Task statement: Gather every line that includes the word "color", please.
○ ○ ○
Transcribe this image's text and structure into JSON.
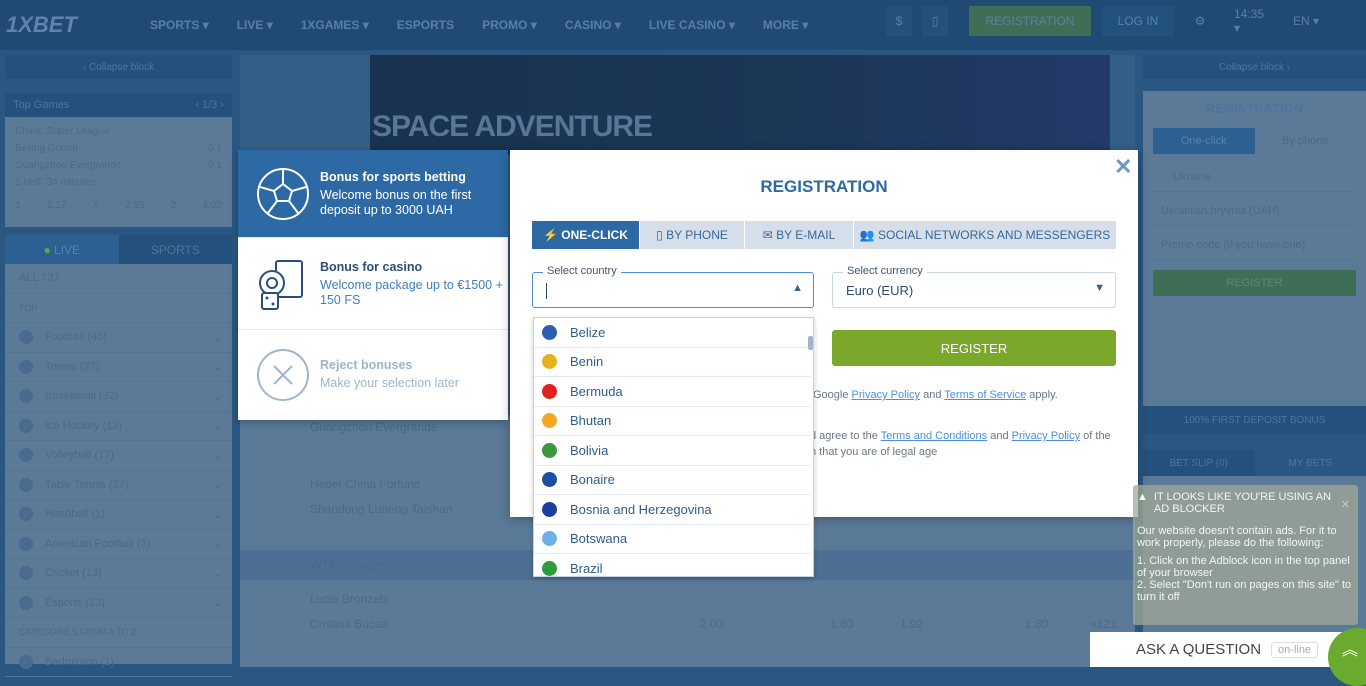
{
  "header": {
    "logo": "1XBET",
    "nav": [
      "SPORTS ▾",
      "LIVE ▾",
      "1XGAMES ▾",
      "ESPORTS",
      "PROMO ▾",
      "CASINO ▾",
      "LIVE CASINO ▾",
      "MORE ▾"
    ],
    "registration": "REGISTRATION",
    "login": "LOG IN",
    "time": "14:35 ▾",
    "lang": "EN ▾"
  },
  "left": {
    "collapse": "‹ Collapse block",
    "top_games": "Top Games",
    "top_games_pager": "‹ 1/3 ›",
    "league": "China. Super League",
    "team1": "Beijing Guoan",
    "team2": "Guangzhou Evergrande",
    "score1": "0 1",
    "score2": "0 1",
    "status": "1 Half, 34 minutes",
    "odds": [
      "1",
      "2.17",
      "X",
      "2.95",
      "2",
      "4.02"
    ],
    "tab_live": "LIVE",
    "tab_sports": "SPORTS",
    "all": "ALL 737",
    "top": "TOP",
    "sports": [
      "Football (45)",
      "Tennis (27)",
      "Basketball (32)",
      "Ice Hockey (13)",
      "Volleyball (17)",
      "Table Tennis (37)",
      "Handball (1)",
      "American Football (2)",
      "Cricket (13)",
      "Esports (13)"
    ],
    "categories": "CATEGORIES FROM A TO Z",
    "badminton": "Badminton (1)"
  },
  "center": {
    "banner_title": "SPACE ADVENTURE",
    "m1": "Guangzhou Evergrande",
    "m2a": "Hebei China Fortune",
    "m2b": "Shandong Luneng Taishan",
    "league2": "WTA. Limoges",
    "p1": "Lucia Bronzetti",
    "p2": "Cristina Bucsa",
    "odds": [
      "2.00",
      "1.80",
      "1.92",
      "1.80",
      "+121"
    ]
  },
  "right": {
    "collapse": "Collapse block ›",
    "title": "REGISTRATION",
    "one_click": "One-click",
    "by_phone": "By phone",
    "country": "Ukraine",
    "currency": "Ukrainian hryvnia (UAH)",
    "promo": "Promo code (if you have one)",
    "register": "REGISTER",
    "bonus": "100% FIRST DEPOSIT BONUS",
    "bet_slip": "BET SLIP (0)",
    "my_bets": "MY BETS"
  },
  "bonus": {
    "sports_title": "Bonus for sports betting",
    "sports_desc": "Welcome bonus on the first deposit up to 3000 UAH",
    "casino_title": "Bonus for casino",
    "casino_desc": "Welcome package up to €1500 + 150 FS",
    "reject_title": "Reject bonuses",
    "reject_desc": "Make your selection later"
  },
  "modal": {
    "title": "REGISTRATION",
    "close": "✕",
    "tabs": [
      "ONE-CLICK",
      "BY PHONE",
      "BY E-MAIL",
      "SOCIAL NETWORKS AND MESSENGERS"
    ],
    "country_label": "Select country",
    "country_value": "",
    "currency_label": "Select currency",
    "currency_value": "Euro (EUR)",
    "register": "REGISTER",
    "recaptcha_pre": "Google",
    "privacy": "Privacy Policy",
    "and": "and",
    "tos": "Terms of Service",
    "apply": "apply.",
    "agree_pre": "d agree to the",
    "terms": "Terms and Conditions",
    "and2": "and",
    "privacy2": "Privacy Policy",
    "of_the": "of the",
    "legal_age": "n that you are of legal age",
    "countries": [
      {
        "name": "Belize",
        "color": "#2a5fb0"
      },
      {
        "name": "Benin",
        "color": "#e8b020"
      },
      {
        "name": "Bermuda",
        "color": "#d22"
      },
      {
        "name": "Bhutan",
        "color": "#f5a623"
      },
      {
        "name": "Bolivia",
        "color": "#3a9a3a"
      },
      {
        "name": "Bonaire",
        "color": "#1c4fa0"
      },
      {
        "name": "Bosnia and Herzegovina",
        "color": "#1b3f9a"
      },
      {
        "name": "Botswana",
        "color": "#6fb0e8"
      },
      {
        "name": "Brazil",
        "color": "#2e9b3d"
      }
    ]
  },
  "adblock": {
    "title": "IT LOOKS LIKE YOU'RE USING AN AD BLOCKER",
    "body": "Our website doesn't contain ads. For it to work properly, please do the following:",
    "step1": "1. Click on the Adblock icon in the top panel of your browser",
    "step2": "2. Select \"Don't run on pages on this site\" to turn it off"
  },
  "ask": {
    "label": "ASK A QUESTION",
    "status": "on-line"
  }
}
○ ○ ○
Written reply:
        "color": "#2a5fb0"
        "color": "#e8b020"
        "color": "#d22"
        "color": "#f5a623"
        "color": "#3a9a3a"
        "color": "#1c4fa0"
        "color": "#1b3f9a"
        "color": "#6fb0e8"
        "color": "#2e9b3d"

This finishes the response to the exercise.